TASK OBJECTIVE => Copy the records below exactly as they appear.

RECORDS TO USE =>
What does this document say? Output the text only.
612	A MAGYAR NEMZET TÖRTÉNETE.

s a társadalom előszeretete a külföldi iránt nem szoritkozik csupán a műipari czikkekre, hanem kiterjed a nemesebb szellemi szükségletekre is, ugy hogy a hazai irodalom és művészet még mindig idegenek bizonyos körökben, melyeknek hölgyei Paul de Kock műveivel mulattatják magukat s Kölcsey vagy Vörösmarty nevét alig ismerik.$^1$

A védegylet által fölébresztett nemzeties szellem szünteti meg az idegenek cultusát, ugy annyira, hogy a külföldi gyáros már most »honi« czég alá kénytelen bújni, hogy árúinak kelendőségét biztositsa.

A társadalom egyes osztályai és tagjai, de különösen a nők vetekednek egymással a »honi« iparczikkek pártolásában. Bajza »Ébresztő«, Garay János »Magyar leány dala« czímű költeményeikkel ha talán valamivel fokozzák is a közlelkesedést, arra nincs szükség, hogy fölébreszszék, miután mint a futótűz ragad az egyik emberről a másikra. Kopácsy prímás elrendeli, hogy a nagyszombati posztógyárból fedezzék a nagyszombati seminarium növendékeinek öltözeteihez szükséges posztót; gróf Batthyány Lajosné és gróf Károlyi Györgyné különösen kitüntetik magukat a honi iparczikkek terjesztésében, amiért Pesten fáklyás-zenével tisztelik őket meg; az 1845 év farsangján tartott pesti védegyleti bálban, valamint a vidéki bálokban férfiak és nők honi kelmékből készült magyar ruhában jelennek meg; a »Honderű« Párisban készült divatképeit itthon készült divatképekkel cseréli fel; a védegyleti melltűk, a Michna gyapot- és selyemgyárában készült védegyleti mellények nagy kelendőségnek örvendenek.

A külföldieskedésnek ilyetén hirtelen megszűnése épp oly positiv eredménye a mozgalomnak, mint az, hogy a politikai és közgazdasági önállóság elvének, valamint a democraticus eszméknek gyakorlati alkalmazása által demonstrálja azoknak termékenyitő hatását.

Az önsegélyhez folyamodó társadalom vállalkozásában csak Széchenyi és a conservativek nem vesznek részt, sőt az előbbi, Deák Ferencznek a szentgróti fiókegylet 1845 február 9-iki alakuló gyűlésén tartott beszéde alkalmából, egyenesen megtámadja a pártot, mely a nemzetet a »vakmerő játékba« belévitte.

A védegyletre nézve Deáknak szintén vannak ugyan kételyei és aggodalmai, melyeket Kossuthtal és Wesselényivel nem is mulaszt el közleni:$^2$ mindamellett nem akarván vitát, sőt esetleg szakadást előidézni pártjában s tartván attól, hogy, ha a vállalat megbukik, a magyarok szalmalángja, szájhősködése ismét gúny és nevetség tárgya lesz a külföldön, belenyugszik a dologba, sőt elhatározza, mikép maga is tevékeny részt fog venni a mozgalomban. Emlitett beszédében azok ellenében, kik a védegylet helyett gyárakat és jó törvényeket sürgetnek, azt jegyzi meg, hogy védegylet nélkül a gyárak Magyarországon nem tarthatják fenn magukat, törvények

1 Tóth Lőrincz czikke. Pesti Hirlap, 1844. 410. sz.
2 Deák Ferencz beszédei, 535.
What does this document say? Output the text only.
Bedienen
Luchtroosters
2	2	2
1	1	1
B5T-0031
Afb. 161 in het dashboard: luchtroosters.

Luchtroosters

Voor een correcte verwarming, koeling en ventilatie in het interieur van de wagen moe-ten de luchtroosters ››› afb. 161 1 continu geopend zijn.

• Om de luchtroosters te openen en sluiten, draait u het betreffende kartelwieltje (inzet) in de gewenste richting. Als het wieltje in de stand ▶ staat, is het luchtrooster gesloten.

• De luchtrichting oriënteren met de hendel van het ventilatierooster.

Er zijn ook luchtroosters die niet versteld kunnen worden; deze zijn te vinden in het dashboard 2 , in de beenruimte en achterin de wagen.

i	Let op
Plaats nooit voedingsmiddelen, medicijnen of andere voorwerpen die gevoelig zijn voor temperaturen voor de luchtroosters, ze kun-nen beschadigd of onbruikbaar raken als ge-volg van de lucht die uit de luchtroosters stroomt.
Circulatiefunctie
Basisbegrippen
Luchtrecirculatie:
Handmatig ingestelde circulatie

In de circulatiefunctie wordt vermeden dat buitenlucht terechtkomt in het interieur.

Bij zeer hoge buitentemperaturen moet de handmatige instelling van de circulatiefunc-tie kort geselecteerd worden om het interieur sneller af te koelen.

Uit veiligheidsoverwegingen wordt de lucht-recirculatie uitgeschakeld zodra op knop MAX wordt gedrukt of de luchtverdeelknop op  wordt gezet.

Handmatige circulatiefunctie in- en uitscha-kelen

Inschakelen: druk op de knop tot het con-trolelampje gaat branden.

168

RESULT FOR THIS EXERCISE =>
What does this document say? Output the text only.
612	A MAGYAR NEMZET TÖRTÉNETE.

s a társadalom előszeretete a külföldi iránt nem szoritkozik csupán a műipari czikkekre, hanem kiterjed a nemesebb szellemi szükségletekre is, ugy hogy a hazai irodalom és művészet még mindig idegenek bizonyos körökben, melyeknek hölgyei Paul de Kock műveivel mulattatják magukat s Kölcsey vagy Vörösmarty nevét alig ismerik.$^1$

A védegylet által fölébresztett nemzeties szellem szünteti meg az idegenek cultusát, ugy annyira, hogy a külföldi gyáros már most »honi« czég alá kénytelen bújni, hogy árúinak kelendőségét biztositsa.

A társadalom egyes osztályai és tagjai, de különösen a nők vetekednek egymással a »honi« iparczikkek pártolásában. Bajza »Ébresztő«, Garay János »Magyar leány dala« czímű költeményeikkel ha talán valamivel fokozzák is a közlelkesedést, arra nincs szükség, hogy fölébreszszék, miután mint a futótűz ragad az egyik emberről a másikra. Kopácsy prímás elrendeli, hogy a nagyszombati posztógyárból fedezzék a nagyszombati seminarium növendékeinek öltözeteihez szükséges posztót; gróf Batthyány Lajosné és gróf Károlyi Györgyné különösen kitüntetik magukat a honi iparczikkek terjesztésében, amiért Pesten fáklyás-zenével tisztelik őket meg; az 1845 év farsangján tartott pesti védegyleti bálban, valamint a vidéki bálokban férfiak és nők honi kelmékből készült magyar ruhában jelennek meg; a »Honderű« Párisban készült divatképeit itthon készült divatképekkel cseréli fel; a védegyleti melltűk, a Michna gyapot- és selyemgyárában készült védegyleti mellények nagy kelendőségnek örvendenek.

A külföldieskedésnek ilyetén hirtelen megszűnése épp oly positiv eredménye a mozgalomnak, mint az, hogy a politikai és közgazdasági önállóság elvének, valamint a democraticus eszméknek gyakorlati alkalmazása által demonstrálja azoknak termékenyitő hatását.

Az önsegélyhez folyamodó társadalom vállalkozásában csak Széchenyi és a conservativek nem vesznek részt, sőt az előbbi, Deák Ferencznek a szentgróti fiókegylet 1845 február 9-iki alakuló gyűlésén tartott beszéde alkalmából, egyenesen megtámadja a pártot, mely a nemzetet a »vakmerő játékba« belévitte.

A védegyletre nézve Deáknak szintén vannak ugyan kételyei és aggodalmai, melyeket Kossuthtal és Wesselényivel nem is mulaszt el közleni:$^2$ mindamellett nem akarván vitát, sőt esetleg szakadást előidézni pártjában s tartván attól, hogy, ha a vállalat megbukik, a magyarok szalmalángja, szájhősködése ismét gúny és nevetség tárgya lesz a külföldön, belenyugszik a dologba, sőt elhatározza, mikép maga is tevékeny részt fog venni a mozgalomban. Emlitett beszédében azok ellenében, kik a védegylet helyett gyárakat és jó törvényeket sürgetnek, azt jegyzi meg, hogy védegylet nélkül a gyárak Magyarországon nem tarthatják fenn magukat, törvények

1 Tóth Lőrincz czikke. Pesti Hirlap, 1844. 410. sz.
2 Deák Ferencz beszédei, 535.
What does this document say? Output the text only.
Bedienen
Luchtroosters
2	2	2
1	1	1
B5T-0031
Afb. 161 in het dashboard: luchtroosters.

Luchtroosters

Voor een correcte verwarming, koeling en ventilatie in het interieur van de wagen moe-ten de luchtroosters ››› afb. 161 1 continu geopend zijn.

• Om de luchtroosters te openen en sluiten, draait u het betreffende kartelwieltje (inzet) in de gewenste richting. Als het wieltje in de stand ▶ staat, is het luchtrooster gesloten.

• De luchtrichting oriënteren met de hendel van het ventilatierooster.

Er zijn ook luchtroosters die niet versteld kunnen worden; deze zijn te vinden in het dashboard 2 , in de beenruimte en achterin de wagen.

i	Let op
Plaats nooit voedingsmiddelen, medicijnen of andere voorwerpen die gevoelig zijn voor temperaturen voor de luchtroosters, ze kun-nen beschadigd of onbruikbaar raken als ge-volg van de lucht die uit de luchtroosters stroomt.
Circulatiefunctie
Basisbegrippen
Luchtrecirculatie:
Handmatig ingestelde circulatie

In de circulatiefunctie wordt vermeden dat buitenlucht terechtkomt in het interieur.

Bij zeer hoge buitentemperaturen moet de handmatige instelling van de circulatiefunc-tie kort geselecteerd worden om het interieur sneller af te koelen.

Uit veiligheidsoverwegingen wordt de lucht-recirculatie uitgeschakeld zodra op knop MAX wordt gedrukt of de luchtverdeelknop op  wordt gezet.

Handmatige circulatiefunctie in- en uitscha-kelen

Inschakelen: druk op de knop tot het con-trolelampje gaat branden.

168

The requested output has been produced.